→ Records supplied
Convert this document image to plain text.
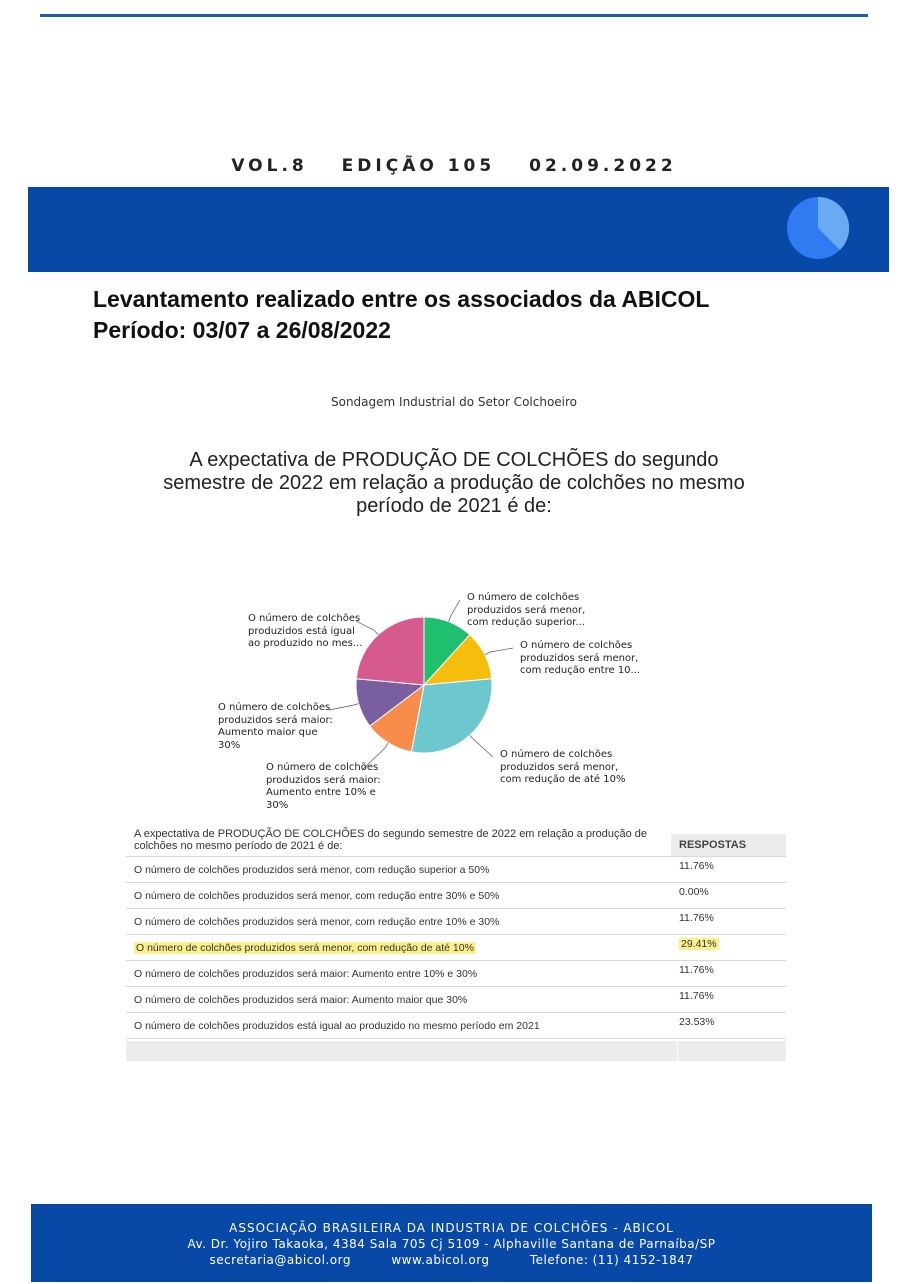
VOL.8 EDIÇÃO 105 02.09.2022
Levantamento realizado entre os associados da ABICOL
Período: 03/07 a 26/08/2022
Sondagem Industrial do Setor Colchoeiro
A expectativa de PRODUÇÃO DE COLCHÕES do segundo semestre de 2022 em relação a produção de colchões no mesmo período de 2021 é de:
O número de colchões
produzidos será menor,
com redução superior...
O número de colchões
produzidos será menor,
com redução entre 10...
O número de colchões
produzidos será menor,
com redução de até 10%
O número de colchões
produzidos será maior:
Aumento entre 10% e
30%
O número de colchões
produzidos será maior:
Aumento maior que
30%
O número de colchões
produzidos está igual
ao produzido no mes...
A expectativa de PRODUÇÃO DE COLCHÕES do segundo semestre de 2022 em relação a produção de colchões no mesmo período de 2021 é de:	RESPOSTAS
O número de colchões produzidos será menor, com redução superior a 50%	11.76%
O número de colchões produzidos será menor, com redução entre 30% e 50%	0.00%
O número de colchões produzidos será menor, com redução entre 10% e 30%	11.76%
O número de colchões produzidos será menor, com redução de até 10%	29.41%
O número de colchões produzidos será maior: Aumento entre 10% e 30%	11.76%
O número de colchões produzidos será maior: Aumento maior que 30%	11.76%
O número de colchões produzidos está igual ao produzido no mesmo período em 2021	23.53%
ASSOCIAÇÃO BRASILEIRA DA INDUSTRIA DE COLCHÕES - ABICOL
Av. Dr. Yojiro Takaoka, 4384 Sala 705 Cj 5109 - Alphaville Santana de Parnaíba/SP
secretaria@abicol.org	www.abicol.org	Telefone: (11) 4152-1847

→ Exercise instructions
An exact transcription of all the entries is required, without the pictures.

→ Solution to the problem
Convert this document image to plain text.
VOL.8 EDIÇÃO 105 02.09.2022
Levantamento realizado entre os associados da ABICOL
Período: 03/07 a 26/08/2022
Sondagem Industrial do Setor Colchoeiro
A expectativa de PRODUÇÃO DE COLCHÕES do segundo semestre de 2022 em relação a produção de colchões no mesmo período de 2021 é de:
O número de colchões
produzidos será menor,
com redução superior...
O número de colchões
produzidos será menor,
com redução entre 10...
O número de colchões
produzidos será menor,
com redução de até 10%
O número de colchões
produzidos será maior:
Aumento entre 10% e
30%
O número de colchões
produzidos será maior:
Aumento maior que
30%
O número de colchões
produzidos está igual
ao produzido no mes...
A expectativa de PRODUÇÃO DE COLCHÕES do segundo semestre de 2022 em relação a produção de colchões no mesmo período de 2021 é de:	RESPOSTAS
O número de colchões produzidos será menor, com redução superior a 50%	11.76%
O número de colchões produzidos será menor, com redução entre 30% e 50%	0.00%
O número de colchões produzidos será menor, com redução entre 10% e 30%	11.76%
O número de colchões produzidos será menor, com redução de até 10%	29.41%
O número de colchões produzidos será maior: Aumento entre 10% e 30%	11.76%
O número de colchões produzidos será maior: Aumento maior que 30%	11.76%
O número de colchões produzidos está igual ao produzido no mesmo período em 2021	23.53%
ASSOCIAÇÃO BRASILEIRA DA INDUSTRIA DE COLCHÕES - ABICOL
Av. Dr. Yojiro Takaoka, 4384 Sala 705 Cj 5109 - Alphaville Santana de Parnaíba/SP
secretaria@abicol.org	www.abicol.org	Telefone: (11) 4152-1847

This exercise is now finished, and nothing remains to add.